## [What is expected]
Repeat every record below exactly, but leave out any pictures.

## [Information given]
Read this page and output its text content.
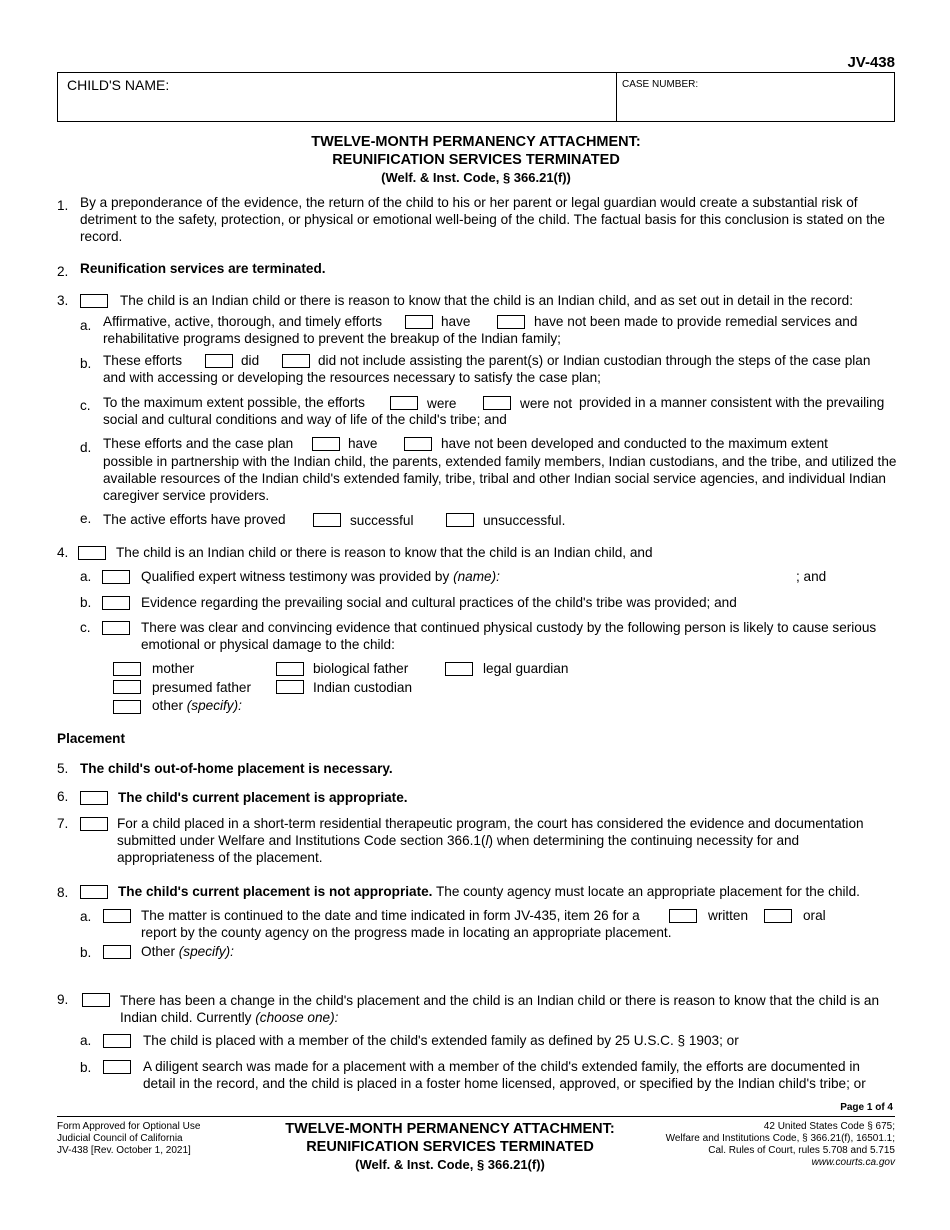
JV-438
CHILD'S NAME:	CASE NUMBER:
TWELVE-MONTH PERMANENCY ATTACHMENT:
REUNIFICATION SERVICES TERMINATED
(Welf. & Inst. Code, § 366.21(f))
1. By a preponderance of the evidence, the return of the child to his or her parent or legal guardian would create a substantial risk of detriment to the safety, protection, or physical or emotional well-being of the child. The factual basis for this conclusion is stated on the record.
2. Reunification services are terminated.
3.	The child is an Indian child or there is reason to know that the child is an Indian child, and as set out in detail in the record:
a. Affirmative, active, thorough, and timely efforts	have	have not been made to provide remedial services and
rehabilitative programs designed to prevent the breakup of the Indian family;
b. These efforts	did	did not include assisting the parent(s) or Indian custodian through the steps of the case plan
and with accessing or developing the resources necessary to satisfy the case plan;
c. To the maximum extent possible, the efforts	were	were not provided in a manner consistent with the prevailing
social and cultural conditions and way of life of the child's tribe; and
d. These efforts and the case plan	have	have not been developed and conducted to the maximum extent
possible in partnership with the Indian child, the parents, extended family members, Indian custodians, and the tribe, and utilized the available resources of the Indian child's extended family, tribe, tribal and other Indian social service agencies, and individual Indian caregiver service providers.
e. The active efforts have proved	successful	unsuccessful.
4.	The child is an Indian child or there is reason to know that the child is an Indian child, and
a.	Qualified expert witness testimony was provided by (name):	; and
b.	Evidence regarding the prevailing social and cultural practices of the child's tribe was provided; and
c.	There was clear and convincing evidence that continued physical custody by the following person is likely to cause serious emotional or physical damage to the child:
mother	biological father	legal guardian
presumed father	Indian custodian
other (specify):
Placement
5. The child's out-of-home placement is necessary.
6.	The child's current placement is appropriate.
7.	For a child placed in a short-term residential therapeutic program, the court has considered the evidence and documentation submitted under Welfare and Institutions Code section 366.1(l) when determining the continuing necessity for and appropriateness of the placement.
8.	The child's current placement is not appropriate. The county agency must locate an appropriate placement for the child.
a.	The matter is continued to the date and time indicated in form JV-435, item 26 for a	written	oral
report by the county agency on the progress made in locating an appropriate placement.
b.	Other (specify):
9.	There has been a change in the child's placement and the child is an Indian child or there is reason to know that the child is an Indian child. Currently (choose one):
a.	The child is placed with a member of the child's extended family as defined by 25 U.S.C. § 1903; or
b.	A diligent search was made for a placement with a member of the child's extended family, the efforts are documented in detail in the record, and the child is placed in a foster home licensed, approved, or specified by the Indian child's tribe; or
Page 1 of 4
Form Approved for Optional Use
Judicial Council of California
JV-438 [Rev. October 1, 2021]
TWELVE-MONTH PERMANENCY ATTACHMENT:
REUNIFICATION SERVICES TERMINATED
(Welf. & Inst. Code, § 366.21(f))
42 United States Code § 675;
Welfare and Institutions Code, § 366.21(f), 16501.1;
Cal. Rules of Court, rules 5.708 and 5.715
www.courts.ca.gov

## [Exercise response]
Read this page and output its text content.
JV-438
CHILD'S NAME:	CASE NUMBER:
TWELVE-MONTH PERMANENCY ATTACHMENT:
REUNIFICATION SERVICES TERMINATED
(Welf. & Inst. Code, § 366.21(f))
1. By a preponderance of the evidence, the return of the child to his or her parent or legal guardian would create a substantial risk of detriment to the safety, protection, or physical or emotional well-being of the child. The factual basis for this conclusion is stated on the record.
2. Reunification services are terminated.
3.	The child is an Indian child or there is reason to know that the child is an Indian child, and as set out in detail in the record:
a. Affirmative, active, thorough, and timely efforts	have	have not been made to provide remedial services and
rehabilitative programs designed to prevent the breakup of the Indian family;
b. These efforts	did	did not include assisting the parent(s) or Indian custodian through the steps of the case plan
and with accessing or developing the resources necessary to satisfy the case plan;
c. To the maximum extent possible, the efforts	were	were not provided in a manner consistent with the prevailing
social and cultural conditions and way of life of the child's tribe; and
d. These efforts and the case plan	have	have not been developed and conducted to the maximum extent
possible in partnership with the Indian child, the parents, extended family members, Indian custodians, and the tribe, and utilized the available resources of the Indian child's extended family, tribe, tribal and other Indian social service agencies, and individual Indian caregiver service providers.
e. The active efforts have proved	successful	unsuccessful.
4.	The child is an Indian child or there is reason to know that the child is an Indian child, and
a.	Qualified expert witness testimony was provided by (name):	; and
b.	Evidence regarding the prevailing social and cultural practices of the child's tribe was provided; and
c.	There was clear and convincing evidence that continued physical custody by the following person is likely to cause serious emotional or physical damage to the child:
mother	biological father	legal guardian
presumed father	Indian custodian
other (specify):
Placement
5. The child's out-of-home placement is necessary.
6.	The child's current placement is appropriate.
7.	For a child placed in a short-term residential therapeutic program, the court has considered the evidence and documentation submitted under Welfare and Institutions Code section 366.1(l) when determining the continuing necessity for and appropriateness of the placement.
8.	The child's current placement is not appropriate. The county agency must locate an appropriate placement for the child.
a.	The matter is continued to the date and time indicated in form JV-435, item 26 for a	written	oral
report by the county agency on the progress made in locating an appropriate placement.
b.	Other (specify):
9.	There has been a change in the child's placement and the child is an Indian child or there is reason to know that the child is an Indian child. Currently (choose one):
a.	The child is placed with a member of the child's extended family as defined by 25 U.S.C. § 1903; or
b.	A diligent search was made for a placement with a member of the child's extended family, the efforts are documented in detail in the record, and the child is placed in a foster home licensed, approved, or specified by the Indian child's tribe; or
Page 1 of 4
Form Approved for Optional Use
Judicial Council of California
JV-438 [Rev. October 1, 2021]
TWELVE-MONTH PERMANENCY ATTACHMENT:
REUNIFICATION SERVICES TERMINATED
(Welf. & Inst. Code, § 366.21(f))
42 United States Code § 675;
Welfare and Institutions Code, § 366.21(f), 16501.1;
Cal. Rules of Court, rules 5.708 and 5.715
www.courts.ca.gov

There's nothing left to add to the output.